**WHAT IS EXPECTED**
Reproduce each item below line for line, changing nothing.

**DATA TO PROCESS**
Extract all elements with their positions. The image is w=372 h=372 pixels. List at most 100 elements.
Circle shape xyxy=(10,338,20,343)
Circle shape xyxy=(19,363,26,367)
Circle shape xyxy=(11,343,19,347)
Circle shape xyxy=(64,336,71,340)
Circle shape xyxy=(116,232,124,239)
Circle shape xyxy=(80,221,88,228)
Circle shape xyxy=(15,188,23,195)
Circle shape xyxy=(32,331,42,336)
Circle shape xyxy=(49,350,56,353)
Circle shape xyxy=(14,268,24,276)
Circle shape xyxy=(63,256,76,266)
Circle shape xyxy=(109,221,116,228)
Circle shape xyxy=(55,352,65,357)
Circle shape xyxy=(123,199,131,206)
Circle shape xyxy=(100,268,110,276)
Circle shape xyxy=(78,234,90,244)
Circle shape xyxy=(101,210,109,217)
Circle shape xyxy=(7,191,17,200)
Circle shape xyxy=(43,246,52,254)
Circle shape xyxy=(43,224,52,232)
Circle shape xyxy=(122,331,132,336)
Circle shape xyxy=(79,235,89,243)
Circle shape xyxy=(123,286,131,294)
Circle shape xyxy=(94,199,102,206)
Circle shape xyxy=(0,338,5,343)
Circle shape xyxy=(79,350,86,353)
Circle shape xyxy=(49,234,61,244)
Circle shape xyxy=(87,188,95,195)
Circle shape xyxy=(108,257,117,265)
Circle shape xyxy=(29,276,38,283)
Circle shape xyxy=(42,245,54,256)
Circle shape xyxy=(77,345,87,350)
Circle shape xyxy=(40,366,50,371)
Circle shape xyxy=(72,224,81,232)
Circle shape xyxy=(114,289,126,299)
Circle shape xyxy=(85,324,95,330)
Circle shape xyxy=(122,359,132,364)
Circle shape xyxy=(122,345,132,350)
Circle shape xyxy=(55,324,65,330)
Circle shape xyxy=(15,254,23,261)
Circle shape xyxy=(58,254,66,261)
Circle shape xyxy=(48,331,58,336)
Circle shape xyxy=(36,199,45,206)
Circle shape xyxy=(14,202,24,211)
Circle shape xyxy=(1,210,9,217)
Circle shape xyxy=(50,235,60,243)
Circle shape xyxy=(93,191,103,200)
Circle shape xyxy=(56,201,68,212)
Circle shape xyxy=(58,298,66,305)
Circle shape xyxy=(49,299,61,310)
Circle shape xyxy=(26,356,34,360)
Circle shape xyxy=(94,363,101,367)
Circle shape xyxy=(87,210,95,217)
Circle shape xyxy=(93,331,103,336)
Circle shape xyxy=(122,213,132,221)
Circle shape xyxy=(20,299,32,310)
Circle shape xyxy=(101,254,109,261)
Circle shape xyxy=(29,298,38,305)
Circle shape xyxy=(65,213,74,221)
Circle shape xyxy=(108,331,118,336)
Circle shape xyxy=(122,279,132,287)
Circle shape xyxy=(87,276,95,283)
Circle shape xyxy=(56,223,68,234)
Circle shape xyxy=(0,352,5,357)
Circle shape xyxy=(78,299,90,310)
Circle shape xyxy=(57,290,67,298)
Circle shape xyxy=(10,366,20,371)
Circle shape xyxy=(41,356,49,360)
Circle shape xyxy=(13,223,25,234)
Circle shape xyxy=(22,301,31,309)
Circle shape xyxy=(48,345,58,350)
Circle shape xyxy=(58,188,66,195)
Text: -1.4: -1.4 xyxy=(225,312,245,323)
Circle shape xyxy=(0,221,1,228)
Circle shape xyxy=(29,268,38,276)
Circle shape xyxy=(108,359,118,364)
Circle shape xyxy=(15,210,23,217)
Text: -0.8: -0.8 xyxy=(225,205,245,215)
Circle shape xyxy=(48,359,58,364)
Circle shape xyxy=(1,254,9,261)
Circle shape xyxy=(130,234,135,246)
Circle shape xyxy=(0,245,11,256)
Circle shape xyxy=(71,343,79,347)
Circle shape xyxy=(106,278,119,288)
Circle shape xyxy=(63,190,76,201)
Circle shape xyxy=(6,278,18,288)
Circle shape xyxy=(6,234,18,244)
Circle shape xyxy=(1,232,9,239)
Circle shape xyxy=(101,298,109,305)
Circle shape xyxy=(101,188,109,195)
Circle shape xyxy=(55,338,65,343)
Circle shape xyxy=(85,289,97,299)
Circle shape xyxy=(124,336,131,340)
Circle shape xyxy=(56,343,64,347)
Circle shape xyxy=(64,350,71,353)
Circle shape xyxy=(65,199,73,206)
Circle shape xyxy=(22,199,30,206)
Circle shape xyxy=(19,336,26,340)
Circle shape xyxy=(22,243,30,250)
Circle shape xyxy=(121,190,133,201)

**TASK SOLUTION**
Extract all elements with their positions. The image is w=372 h=372 pixels. List at most 100 elements.
Circle shape xyxy=(10,338,20,343)
Circle shape xyxy=(19,363,26,367)
Circle shape xyxy=(11,343,19,347)
Circle shape xyxy=(64,336,71,340)
Circle shape xyxy=(116,232,124,239)
Circle shape xyxy=(80,221,88,228)
Circle shape xyxy=(15,188,23,195)
Circle shape xyxy=(32,331,42,336)
Circle shape xyxy=(49,350,56,353)
Circle shape xyxy=(14,268,24,276)
Circle shape xyxy=(63,256,76,266)
Circle shape xyxy=(109,221,116,228)
Circle shape xyxy=(55,352,65,357)
Circle shape xyxy=(123,199,131,206)
Circle shape xyxy=(100,268,110,276)
Circle shape xyxy=(78,234,90,244)
Circle shape xyxy=(101,210,109,217)
Circle shape xyxy=(7,191,17,200)
Circle shape xyxy=(43,246,52,254)
Circle shape xyxy=(43,224,52,232)
Circle shape xyxy=(122,331,132,336)
Circle shape xyxy=(79,235,89,243)
Circle shape xyxy=(123,286,131,294)
Circle shape xyxy=(94,199,102,206)
Circle shape xyxy=(0,338,5,343)
Circle shape xyxy=(79,350,86,353)
Circle shape xyxy=(49,234,61,244)
Circle shape xyxy=(87,188,95,195)
Circle shape xyxy=(108,257,117,265)
Circle shape xyxy=(29,276,38,283)
Circle shape xyxy=(42,245,54,256)
Circle shape xyxy=(77,345,87,350)
Circle shape xyxy=(40,366,50,371)
Circle shape xyxy=(72,224,81,232)
Circle shape xyxy=(114,289,126,299)
Circle shape xyxy=(85,324,95,330)
Circle shape xyxy=(122,359,132,364)
Circle shape xyxy=(122,345,132,350)
Circle shape xyxy=(55,324,65,330)
Circle shape xyxy=(15,254,23,261)
Circle shape xyxy=(58,254,66,261)
Circle shape xyxy=(48,331,58,336)
Circle shape xyxy=(36,199,45,206)
Circle shape xyxy=(14,202,24,211)
Circle shape xyxy=(1,210,9,217)
Circle shape xyxy=(50,235,60,243)
Circle shape xyxy=(93,191,103,200)
Circle shape xyxy=(56,201,68,212)
Circle shape xyxy=(58,298,66,305)
Circle shape xyxy=(49,299,61,310)
Circle shape xyxy=(26,356,34,360)
Circle shape xyxy=(94,363,101,367)
Circle shape xyxy=(87,210,95,217)
Circle shape xyxy=(93,331,103,336)
Circle shape xyxy=(122,213,132,221)
Circle shape xyxy=(20,299,32,310)
Circle shape xyxy=(101,254,109,261)
Circle shape xyxy=(29,298,38,305)
Circle shape xyxy=(65,213,74,221)
Circle shape xyxy=(108,331,118,336)
Circle shape xyxy=(122,279,132,287)
Circle shape xyxy=(87,276,95,283)
Circle shape xyxy=(56,223,68,234)
Circle shape xyxy=(0,352,5,357)
Circle shape xyxy=(78,299,90,310)
Circle shape xyxy=(57,290,67,298)
Circle shape xyxy=(10,366,20,371)
Circle shape xyxy=(41,356,49,360)
Circle shape xyxy=(13,223,25,234)
Circle shape xyxy=(22,301,31,309)
Circle shape xyxy=(48,345,58,350)
Circle shape xyxy=(58,188,66,195)
Text: -1.4: -1.4 xyxy=(225,312,245,323)
Circle shape xyxy=(0,221,1,228)
Circle shape xyxy=(29,268,38,276)
Circle shape xyxy=(108,359,118,364)
Circle shape xyxy=(15,210,23,217)
Text: -0.8: -0.8 xyxy=(225,205,245,215)
Circle shape xyxy=(48,359,58,364)
Circle shape xyxy=(1,254,9,261)
Circle shape xyxy=(130,234,135,246)
Circle shape xyxy=(0,245,11,256)
Circle shape xyxy=(71,343,79,347)
Circle shape xyxy=(106,278,119,288)
Circle shape xyxy=(63,190,76,201)
Circle shape xyxy=(6,278,18,288)
Circle shape xyxy=(6,234,18,244)
Circle shape xyxy=(1,232,9,239)
Circle shape xyxy=(101,298,109,305)
Circle shape xyxy=(101,188,109,195)
Circle shape xyxy=(55,338,65,343)
Circle shape xyxy=(85,289,97,299)
Circle shape xyxy=(124,336,131,340)
Circle shape xyxy=(56,343,64,347)
Circle shape xyxy=(64,350,71,353)
Circle shape xyxy=(65,199,73,206)
Circle shape xyxy=(22,199,30,206)
Circle shape xyxy=(19,336,26,340)
Circle shape xyxy=(22,243,30,250)
Circle shape xyxy=(121,190,133,201)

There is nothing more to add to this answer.